* The input:
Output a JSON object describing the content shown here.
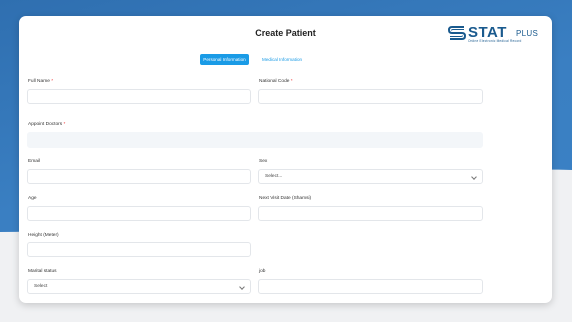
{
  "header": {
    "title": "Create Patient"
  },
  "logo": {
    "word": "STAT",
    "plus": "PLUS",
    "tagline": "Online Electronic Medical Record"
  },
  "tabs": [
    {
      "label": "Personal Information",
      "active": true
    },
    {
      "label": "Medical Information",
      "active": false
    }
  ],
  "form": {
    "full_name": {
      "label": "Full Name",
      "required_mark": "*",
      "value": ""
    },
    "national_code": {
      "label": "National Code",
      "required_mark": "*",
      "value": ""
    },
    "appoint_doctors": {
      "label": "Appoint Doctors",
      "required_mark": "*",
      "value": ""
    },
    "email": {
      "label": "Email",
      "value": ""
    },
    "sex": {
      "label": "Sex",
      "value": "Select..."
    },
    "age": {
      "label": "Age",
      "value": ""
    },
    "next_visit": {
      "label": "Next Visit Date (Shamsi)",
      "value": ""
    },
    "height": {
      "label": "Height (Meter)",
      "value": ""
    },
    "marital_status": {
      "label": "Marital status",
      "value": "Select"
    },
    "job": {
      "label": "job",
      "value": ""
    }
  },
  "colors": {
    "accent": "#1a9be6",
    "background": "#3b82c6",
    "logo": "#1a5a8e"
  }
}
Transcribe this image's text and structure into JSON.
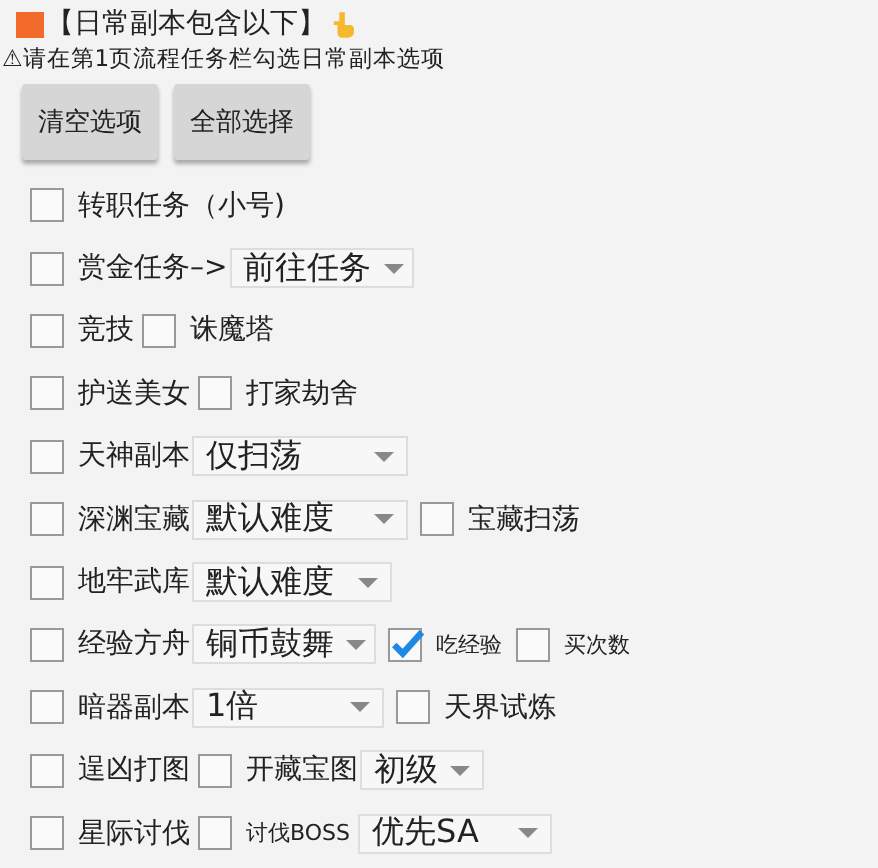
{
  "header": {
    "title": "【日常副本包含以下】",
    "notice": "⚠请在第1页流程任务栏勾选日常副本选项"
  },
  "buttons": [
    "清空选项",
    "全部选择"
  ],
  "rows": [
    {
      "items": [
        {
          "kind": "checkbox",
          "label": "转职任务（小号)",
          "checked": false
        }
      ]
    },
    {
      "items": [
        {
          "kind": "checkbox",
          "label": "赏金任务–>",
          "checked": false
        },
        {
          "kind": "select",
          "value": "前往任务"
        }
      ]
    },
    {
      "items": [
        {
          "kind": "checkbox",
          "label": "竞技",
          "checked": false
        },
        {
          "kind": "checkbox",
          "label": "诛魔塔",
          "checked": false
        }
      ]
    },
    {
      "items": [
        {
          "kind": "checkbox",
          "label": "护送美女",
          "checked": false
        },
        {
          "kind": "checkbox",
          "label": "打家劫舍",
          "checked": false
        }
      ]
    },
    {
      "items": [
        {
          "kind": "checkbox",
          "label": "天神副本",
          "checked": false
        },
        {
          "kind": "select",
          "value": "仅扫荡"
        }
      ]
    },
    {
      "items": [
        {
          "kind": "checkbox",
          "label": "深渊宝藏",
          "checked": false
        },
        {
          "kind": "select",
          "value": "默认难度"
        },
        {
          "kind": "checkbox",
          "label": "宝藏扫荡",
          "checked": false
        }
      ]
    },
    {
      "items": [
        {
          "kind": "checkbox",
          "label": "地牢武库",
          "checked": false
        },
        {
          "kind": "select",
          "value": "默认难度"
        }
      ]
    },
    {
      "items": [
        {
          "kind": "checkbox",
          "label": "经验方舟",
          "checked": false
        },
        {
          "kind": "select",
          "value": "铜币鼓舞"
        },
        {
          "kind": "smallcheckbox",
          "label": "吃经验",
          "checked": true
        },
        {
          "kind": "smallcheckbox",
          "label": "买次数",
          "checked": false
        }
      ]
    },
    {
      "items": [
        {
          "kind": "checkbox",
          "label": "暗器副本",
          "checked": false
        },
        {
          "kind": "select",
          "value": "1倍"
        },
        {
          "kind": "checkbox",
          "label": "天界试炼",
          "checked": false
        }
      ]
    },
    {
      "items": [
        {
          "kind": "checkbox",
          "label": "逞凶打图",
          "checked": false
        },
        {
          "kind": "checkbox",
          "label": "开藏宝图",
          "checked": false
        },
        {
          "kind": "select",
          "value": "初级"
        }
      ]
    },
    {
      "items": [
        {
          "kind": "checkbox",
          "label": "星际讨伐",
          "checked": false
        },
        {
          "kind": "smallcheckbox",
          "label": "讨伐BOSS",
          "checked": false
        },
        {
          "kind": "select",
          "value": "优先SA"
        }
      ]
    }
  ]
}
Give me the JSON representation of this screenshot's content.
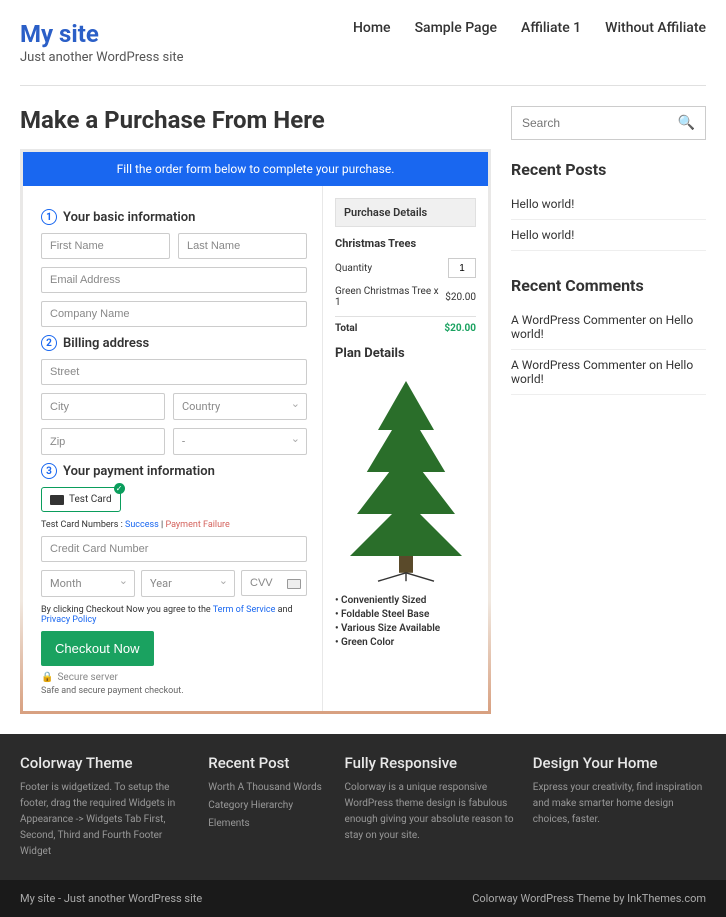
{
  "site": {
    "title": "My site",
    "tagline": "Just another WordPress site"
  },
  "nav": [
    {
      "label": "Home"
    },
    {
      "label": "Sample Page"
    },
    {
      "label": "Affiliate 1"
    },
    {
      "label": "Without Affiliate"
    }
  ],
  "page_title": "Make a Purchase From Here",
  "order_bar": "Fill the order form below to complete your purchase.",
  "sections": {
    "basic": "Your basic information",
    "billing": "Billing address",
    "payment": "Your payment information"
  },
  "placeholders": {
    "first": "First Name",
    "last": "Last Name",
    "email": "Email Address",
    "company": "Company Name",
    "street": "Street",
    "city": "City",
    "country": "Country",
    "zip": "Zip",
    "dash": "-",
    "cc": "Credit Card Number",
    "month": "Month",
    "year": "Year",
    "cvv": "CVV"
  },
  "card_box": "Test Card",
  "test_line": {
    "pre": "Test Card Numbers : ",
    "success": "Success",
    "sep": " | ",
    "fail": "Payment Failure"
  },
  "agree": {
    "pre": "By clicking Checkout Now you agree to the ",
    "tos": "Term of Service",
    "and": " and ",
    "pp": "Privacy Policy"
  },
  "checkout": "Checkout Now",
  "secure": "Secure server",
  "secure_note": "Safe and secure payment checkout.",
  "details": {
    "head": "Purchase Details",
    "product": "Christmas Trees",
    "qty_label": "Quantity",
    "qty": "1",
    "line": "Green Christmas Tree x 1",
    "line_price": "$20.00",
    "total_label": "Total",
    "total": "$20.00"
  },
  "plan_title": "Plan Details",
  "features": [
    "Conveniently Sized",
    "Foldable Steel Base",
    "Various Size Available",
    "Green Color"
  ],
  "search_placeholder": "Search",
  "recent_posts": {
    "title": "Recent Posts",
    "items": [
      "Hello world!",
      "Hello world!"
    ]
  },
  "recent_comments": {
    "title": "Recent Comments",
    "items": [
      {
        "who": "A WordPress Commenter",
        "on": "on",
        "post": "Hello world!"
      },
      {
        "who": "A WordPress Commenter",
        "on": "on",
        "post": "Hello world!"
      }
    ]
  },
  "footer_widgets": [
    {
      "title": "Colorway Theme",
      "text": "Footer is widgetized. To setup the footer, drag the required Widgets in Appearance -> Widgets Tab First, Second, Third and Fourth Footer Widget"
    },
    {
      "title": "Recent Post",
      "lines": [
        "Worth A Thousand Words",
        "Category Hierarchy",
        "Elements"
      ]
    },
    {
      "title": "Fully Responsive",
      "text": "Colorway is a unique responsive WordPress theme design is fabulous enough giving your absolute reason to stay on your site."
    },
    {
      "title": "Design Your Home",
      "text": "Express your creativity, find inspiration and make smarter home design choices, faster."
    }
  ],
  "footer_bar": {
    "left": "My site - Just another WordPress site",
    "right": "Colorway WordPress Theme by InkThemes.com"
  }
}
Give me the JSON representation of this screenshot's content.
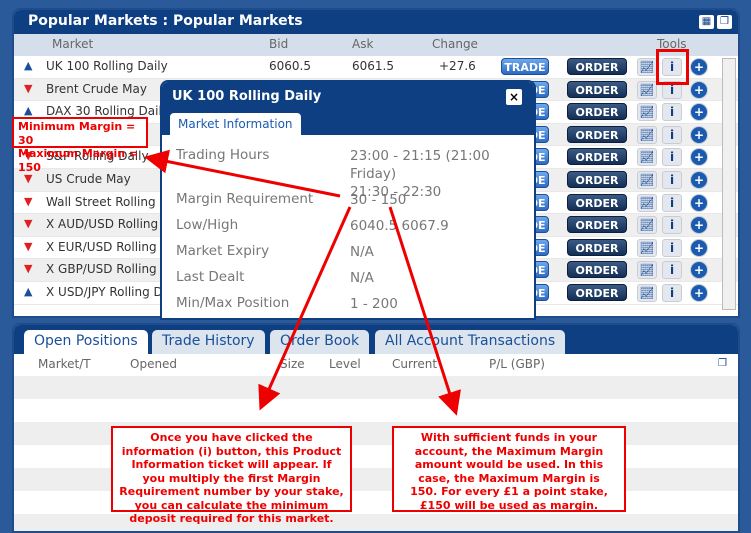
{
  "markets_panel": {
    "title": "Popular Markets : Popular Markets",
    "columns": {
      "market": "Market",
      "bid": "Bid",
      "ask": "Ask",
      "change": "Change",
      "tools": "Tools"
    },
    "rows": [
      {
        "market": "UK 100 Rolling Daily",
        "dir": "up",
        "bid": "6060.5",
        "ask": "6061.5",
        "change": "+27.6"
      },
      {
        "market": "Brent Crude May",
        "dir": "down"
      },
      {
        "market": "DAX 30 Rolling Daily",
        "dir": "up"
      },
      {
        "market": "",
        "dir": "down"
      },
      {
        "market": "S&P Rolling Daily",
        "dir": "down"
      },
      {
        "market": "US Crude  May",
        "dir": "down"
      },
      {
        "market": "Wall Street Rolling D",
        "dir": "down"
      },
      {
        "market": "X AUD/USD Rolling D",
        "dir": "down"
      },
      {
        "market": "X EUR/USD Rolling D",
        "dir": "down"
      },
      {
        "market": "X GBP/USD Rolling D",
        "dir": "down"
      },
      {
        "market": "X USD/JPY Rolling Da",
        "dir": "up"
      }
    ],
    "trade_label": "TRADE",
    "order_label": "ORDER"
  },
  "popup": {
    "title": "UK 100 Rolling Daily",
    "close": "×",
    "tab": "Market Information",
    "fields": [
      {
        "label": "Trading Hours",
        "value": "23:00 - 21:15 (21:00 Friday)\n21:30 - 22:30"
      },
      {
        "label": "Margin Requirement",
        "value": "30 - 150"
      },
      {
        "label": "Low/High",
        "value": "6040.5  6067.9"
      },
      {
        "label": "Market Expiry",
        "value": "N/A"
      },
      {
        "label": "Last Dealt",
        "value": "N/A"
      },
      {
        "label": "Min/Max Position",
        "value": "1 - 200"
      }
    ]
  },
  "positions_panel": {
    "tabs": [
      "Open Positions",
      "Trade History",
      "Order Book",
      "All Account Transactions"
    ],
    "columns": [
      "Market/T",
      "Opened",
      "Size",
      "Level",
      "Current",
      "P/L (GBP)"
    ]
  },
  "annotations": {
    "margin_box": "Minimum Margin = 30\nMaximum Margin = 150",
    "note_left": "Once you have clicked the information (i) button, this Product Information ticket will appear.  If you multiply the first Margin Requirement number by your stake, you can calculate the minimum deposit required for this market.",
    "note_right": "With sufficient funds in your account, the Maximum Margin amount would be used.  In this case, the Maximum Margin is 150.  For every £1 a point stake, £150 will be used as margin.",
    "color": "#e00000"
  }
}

* Set exercise: Check each line above for "Rolling" and return the ones that have it.

* The output:
        "market": "UK 100 Rolling Daily",
        "market": "DAX 30 Rolling Daily",
        "market": "S&P Rolling Daily",
        "market": "Wall Street Rolling D",
        "market": "X AUD/USD Rolling D",
        "market": "X EUR/USD Rolling D",
        "market": "X GBP/USD Rolling D",
        "market": "X USD/JPY Rolling Da",
    "title": "UK 100 Rolling Daily",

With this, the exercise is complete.